▶ **WHAT YOU NEED TO DO**:
Locate each line containing the string "name" and copy it out.

(Figure content listings)
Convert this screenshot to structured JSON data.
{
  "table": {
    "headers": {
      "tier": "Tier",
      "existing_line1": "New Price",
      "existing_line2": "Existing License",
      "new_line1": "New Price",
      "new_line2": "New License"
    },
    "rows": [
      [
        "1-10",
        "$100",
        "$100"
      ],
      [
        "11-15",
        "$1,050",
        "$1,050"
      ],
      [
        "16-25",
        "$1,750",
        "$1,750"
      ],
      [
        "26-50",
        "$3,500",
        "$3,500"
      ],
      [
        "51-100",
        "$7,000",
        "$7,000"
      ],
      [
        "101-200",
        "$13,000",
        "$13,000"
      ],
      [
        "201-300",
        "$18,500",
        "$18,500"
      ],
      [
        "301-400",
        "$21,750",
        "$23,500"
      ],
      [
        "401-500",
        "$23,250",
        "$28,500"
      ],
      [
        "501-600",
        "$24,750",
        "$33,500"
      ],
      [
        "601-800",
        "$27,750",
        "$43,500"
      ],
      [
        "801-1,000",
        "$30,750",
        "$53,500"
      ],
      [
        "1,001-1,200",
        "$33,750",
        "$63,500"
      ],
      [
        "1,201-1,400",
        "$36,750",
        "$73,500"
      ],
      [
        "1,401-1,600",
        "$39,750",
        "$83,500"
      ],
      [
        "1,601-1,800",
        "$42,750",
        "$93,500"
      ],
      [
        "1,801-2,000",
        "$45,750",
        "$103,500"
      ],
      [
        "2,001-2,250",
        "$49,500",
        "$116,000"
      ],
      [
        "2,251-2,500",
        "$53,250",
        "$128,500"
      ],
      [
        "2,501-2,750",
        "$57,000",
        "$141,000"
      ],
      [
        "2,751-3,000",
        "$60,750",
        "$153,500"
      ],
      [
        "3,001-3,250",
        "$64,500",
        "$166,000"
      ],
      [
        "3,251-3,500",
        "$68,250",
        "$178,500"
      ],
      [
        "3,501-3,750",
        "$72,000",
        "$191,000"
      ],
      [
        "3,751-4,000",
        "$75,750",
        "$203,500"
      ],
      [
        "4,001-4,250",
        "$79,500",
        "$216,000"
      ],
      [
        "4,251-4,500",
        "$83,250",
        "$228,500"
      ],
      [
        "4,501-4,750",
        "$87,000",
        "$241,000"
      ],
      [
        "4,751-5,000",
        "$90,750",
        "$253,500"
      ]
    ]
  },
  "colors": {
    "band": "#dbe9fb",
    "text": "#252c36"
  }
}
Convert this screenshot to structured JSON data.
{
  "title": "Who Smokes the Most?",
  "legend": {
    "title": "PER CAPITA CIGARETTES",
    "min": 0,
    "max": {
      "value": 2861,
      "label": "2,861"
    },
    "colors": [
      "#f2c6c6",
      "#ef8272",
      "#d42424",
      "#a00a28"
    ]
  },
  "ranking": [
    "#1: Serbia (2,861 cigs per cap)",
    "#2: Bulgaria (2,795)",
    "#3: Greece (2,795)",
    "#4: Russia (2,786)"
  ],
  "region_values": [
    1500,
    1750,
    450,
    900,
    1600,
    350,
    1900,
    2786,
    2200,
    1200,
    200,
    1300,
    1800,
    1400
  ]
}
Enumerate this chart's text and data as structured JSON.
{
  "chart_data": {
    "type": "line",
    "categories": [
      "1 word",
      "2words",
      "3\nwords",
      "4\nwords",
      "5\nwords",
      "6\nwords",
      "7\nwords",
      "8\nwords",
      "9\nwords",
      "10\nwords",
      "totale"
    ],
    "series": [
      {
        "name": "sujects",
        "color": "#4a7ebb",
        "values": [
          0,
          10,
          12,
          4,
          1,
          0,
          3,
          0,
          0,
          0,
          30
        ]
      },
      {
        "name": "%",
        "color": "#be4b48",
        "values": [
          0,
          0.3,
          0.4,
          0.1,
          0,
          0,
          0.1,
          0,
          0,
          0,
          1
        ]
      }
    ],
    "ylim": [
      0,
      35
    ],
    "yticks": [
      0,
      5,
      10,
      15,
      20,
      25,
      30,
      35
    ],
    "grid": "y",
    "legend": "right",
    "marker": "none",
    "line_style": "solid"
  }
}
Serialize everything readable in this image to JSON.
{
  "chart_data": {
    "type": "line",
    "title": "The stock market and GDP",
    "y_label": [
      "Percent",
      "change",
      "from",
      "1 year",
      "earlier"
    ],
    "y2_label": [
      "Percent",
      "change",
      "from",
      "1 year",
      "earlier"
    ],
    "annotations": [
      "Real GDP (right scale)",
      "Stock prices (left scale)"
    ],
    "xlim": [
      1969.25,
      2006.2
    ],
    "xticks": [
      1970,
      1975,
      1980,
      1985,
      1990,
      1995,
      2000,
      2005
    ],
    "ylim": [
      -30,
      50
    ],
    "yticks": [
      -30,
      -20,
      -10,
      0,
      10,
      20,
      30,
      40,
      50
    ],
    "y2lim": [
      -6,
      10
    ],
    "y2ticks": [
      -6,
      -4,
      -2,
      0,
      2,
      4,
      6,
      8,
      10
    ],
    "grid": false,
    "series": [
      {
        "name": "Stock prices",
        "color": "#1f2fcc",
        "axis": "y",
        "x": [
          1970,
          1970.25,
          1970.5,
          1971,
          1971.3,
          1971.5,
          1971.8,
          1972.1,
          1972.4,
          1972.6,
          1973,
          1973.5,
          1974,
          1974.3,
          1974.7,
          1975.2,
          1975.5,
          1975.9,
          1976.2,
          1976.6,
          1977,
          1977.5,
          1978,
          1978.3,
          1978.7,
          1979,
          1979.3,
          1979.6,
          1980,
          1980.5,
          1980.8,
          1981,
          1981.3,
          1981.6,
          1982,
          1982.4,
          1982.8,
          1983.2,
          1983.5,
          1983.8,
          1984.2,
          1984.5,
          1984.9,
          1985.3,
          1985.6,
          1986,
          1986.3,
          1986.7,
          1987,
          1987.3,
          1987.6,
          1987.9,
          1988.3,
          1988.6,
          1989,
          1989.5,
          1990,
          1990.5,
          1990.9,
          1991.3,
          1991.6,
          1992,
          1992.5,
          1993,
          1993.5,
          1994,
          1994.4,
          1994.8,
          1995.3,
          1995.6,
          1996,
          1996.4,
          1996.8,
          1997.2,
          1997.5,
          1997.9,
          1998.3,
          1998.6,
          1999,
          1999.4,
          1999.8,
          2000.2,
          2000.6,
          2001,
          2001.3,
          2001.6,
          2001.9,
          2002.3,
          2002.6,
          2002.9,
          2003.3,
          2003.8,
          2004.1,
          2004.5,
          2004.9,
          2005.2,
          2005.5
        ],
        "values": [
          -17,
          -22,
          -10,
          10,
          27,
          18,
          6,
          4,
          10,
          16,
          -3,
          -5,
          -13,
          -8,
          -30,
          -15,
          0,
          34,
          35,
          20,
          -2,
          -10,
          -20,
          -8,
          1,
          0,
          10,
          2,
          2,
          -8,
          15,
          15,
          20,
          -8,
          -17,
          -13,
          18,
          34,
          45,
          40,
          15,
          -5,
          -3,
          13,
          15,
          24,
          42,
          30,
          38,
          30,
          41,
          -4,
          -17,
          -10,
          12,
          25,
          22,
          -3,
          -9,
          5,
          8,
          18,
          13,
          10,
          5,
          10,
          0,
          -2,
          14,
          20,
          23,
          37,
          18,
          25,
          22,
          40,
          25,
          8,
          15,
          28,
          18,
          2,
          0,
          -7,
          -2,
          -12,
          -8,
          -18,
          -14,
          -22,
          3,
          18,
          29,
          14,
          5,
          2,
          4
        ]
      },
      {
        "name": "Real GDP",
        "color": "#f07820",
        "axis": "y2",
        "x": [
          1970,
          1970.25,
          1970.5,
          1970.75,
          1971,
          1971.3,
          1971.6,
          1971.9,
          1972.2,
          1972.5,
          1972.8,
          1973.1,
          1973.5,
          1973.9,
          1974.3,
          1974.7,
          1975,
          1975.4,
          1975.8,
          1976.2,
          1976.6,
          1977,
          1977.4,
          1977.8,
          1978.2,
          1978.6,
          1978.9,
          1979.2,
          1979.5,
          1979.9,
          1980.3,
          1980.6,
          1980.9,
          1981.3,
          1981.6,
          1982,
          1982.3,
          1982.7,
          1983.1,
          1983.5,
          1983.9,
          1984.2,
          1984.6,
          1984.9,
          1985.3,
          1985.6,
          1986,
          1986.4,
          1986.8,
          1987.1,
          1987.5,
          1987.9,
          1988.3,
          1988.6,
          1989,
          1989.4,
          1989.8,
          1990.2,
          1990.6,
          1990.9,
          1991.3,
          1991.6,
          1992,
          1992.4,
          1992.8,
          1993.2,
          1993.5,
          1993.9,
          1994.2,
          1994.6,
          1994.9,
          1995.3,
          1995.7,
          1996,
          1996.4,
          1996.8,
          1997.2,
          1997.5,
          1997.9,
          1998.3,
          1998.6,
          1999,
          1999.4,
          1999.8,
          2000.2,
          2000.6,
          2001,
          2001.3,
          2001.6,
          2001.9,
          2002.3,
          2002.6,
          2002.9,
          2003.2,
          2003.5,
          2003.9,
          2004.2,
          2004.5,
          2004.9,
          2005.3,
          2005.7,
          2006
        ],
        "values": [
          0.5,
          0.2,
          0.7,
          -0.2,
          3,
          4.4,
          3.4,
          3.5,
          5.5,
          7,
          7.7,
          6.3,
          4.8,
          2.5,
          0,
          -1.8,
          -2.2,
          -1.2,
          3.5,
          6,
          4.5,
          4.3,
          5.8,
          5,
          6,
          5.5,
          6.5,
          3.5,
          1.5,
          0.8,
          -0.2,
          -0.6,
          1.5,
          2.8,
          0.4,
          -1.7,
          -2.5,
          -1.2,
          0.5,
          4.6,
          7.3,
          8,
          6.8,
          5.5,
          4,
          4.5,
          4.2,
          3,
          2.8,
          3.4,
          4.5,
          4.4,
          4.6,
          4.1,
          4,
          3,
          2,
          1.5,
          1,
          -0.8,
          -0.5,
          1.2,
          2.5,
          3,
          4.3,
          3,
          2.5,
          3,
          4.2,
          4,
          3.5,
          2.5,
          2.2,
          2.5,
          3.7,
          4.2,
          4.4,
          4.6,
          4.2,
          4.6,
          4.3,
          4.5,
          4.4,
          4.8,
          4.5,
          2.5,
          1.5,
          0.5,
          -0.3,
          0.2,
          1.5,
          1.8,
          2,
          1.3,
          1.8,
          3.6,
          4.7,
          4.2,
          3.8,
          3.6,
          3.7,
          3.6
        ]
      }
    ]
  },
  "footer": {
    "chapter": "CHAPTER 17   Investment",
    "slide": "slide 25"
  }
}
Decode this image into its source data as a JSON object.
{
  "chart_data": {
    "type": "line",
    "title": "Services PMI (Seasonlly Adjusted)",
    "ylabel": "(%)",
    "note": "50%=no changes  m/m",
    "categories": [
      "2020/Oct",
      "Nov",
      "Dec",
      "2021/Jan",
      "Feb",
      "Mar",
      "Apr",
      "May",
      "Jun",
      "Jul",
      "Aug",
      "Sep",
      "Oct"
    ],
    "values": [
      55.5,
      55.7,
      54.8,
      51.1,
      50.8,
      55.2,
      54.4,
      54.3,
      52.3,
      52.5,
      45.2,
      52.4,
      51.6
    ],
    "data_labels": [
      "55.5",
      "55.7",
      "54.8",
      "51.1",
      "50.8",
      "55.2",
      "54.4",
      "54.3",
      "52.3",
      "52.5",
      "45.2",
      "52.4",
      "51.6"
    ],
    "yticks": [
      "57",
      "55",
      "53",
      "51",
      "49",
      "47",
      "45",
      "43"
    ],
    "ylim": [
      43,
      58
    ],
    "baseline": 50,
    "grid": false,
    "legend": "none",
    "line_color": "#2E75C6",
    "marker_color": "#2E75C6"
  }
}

▶ **TASK ANSWER**:
        "name": "sujects",
        "name": "%",
        "name": "Stock prices",
        "name": "Real GDP",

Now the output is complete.